-- Begin --

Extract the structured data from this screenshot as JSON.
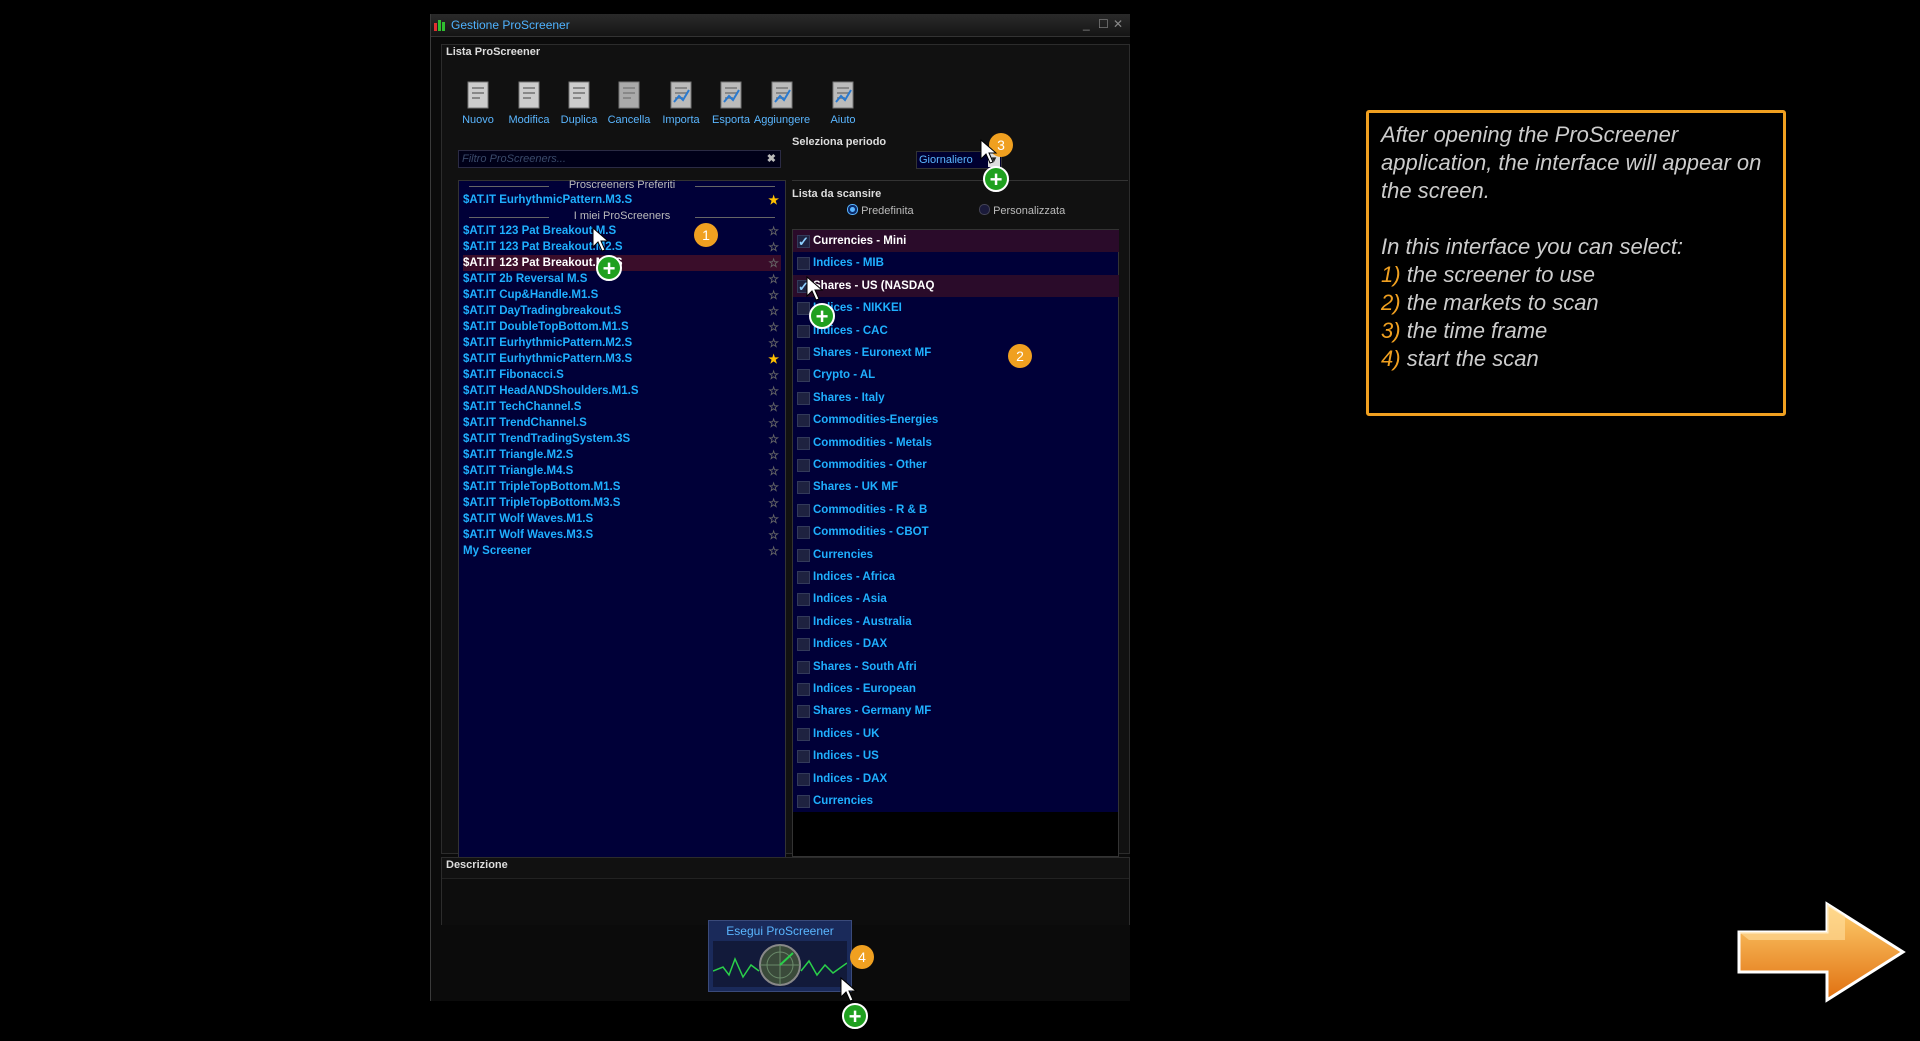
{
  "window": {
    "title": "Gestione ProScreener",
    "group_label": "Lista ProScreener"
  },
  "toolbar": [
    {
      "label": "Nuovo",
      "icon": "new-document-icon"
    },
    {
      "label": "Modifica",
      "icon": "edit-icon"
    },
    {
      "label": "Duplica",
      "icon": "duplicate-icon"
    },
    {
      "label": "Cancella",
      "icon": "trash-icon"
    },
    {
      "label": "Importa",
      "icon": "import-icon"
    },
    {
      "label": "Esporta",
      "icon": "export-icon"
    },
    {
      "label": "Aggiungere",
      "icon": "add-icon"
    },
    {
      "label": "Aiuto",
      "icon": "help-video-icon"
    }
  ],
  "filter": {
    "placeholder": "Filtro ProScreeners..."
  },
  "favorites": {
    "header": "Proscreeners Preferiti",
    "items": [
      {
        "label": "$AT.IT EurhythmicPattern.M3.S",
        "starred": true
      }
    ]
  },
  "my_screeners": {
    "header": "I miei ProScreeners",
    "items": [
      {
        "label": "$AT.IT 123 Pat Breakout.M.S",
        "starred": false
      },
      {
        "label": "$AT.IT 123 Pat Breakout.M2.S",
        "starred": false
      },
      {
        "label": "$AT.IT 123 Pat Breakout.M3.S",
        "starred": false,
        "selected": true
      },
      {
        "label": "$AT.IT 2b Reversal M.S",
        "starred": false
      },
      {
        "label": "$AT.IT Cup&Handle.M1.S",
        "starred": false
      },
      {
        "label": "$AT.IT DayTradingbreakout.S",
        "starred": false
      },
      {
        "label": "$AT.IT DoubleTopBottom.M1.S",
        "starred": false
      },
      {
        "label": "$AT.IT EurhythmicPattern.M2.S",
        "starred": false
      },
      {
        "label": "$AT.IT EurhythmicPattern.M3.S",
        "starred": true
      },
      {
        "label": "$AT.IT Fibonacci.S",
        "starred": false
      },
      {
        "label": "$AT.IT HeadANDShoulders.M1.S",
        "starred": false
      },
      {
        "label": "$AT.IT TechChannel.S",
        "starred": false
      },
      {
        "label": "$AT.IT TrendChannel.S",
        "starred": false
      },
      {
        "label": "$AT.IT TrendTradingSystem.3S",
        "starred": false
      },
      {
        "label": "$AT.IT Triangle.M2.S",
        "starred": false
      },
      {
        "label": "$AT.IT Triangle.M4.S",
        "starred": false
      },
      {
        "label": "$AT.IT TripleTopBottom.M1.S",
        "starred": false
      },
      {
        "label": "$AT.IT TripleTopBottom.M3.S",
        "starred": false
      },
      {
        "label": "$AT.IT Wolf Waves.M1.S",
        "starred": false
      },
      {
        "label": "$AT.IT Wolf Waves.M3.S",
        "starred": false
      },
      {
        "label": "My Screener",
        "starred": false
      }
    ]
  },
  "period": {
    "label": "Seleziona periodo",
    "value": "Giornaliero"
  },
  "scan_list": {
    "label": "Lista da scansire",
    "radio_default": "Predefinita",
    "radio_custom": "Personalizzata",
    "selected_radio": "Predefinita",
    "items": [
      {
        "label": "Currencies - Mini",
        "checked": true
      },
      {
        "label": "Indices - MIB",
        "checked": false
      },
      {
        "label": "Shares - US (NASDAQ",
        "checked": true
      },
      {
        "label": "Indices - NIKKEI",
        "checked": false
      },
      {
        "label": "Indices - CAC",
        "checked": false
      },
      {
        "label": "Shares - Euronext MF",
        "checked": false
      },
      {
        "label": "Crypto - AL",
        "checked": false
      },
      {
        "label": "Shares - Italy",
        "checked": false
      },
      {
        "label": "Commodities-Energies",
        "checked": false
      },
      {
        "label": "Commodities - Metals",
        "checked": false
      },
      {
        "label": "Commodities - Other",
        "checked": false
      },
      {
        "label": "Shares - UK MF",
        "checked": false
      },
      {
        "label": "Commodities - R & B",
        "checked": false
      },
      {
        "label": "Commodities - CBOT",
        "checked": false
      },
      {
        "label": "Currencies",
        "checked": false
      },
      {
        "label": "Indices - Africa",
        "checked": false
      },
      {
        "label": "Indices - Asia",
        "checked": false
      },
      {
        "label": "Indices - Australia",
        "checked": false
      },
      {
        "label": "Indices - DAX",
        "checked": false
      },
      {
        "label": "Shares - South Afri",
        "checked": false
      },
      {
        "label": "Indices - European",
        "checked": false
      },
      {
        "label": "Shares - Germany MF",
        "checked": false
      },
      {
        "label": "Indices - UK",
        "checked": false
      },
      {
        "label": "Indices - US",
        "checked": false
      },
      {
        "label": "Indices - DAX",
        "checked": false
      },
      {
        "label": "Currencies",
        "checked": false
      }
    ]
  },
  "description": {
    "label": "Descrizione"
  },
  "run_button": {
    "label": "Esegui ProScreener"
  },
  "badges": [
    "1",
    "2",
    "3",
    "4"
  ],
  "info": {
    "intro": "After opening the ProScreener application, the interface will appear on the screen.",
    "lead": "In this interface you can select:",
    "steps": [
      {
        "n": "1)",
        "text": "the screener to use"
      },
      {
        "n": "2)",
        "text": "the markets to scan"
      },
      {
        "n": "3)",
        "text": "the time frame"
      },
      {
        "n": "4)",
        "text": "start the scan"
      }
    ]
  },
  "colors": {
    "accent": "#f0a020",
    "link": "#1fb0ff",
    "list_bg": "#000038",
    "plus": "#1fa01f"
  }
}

-- End --

Track down all lines above with the string "Wolf" and copy them.

        "label": "$AT.IT Wolf Waves.M1.S",
        "label": "$AT.IT Wolf Waves.M3.S",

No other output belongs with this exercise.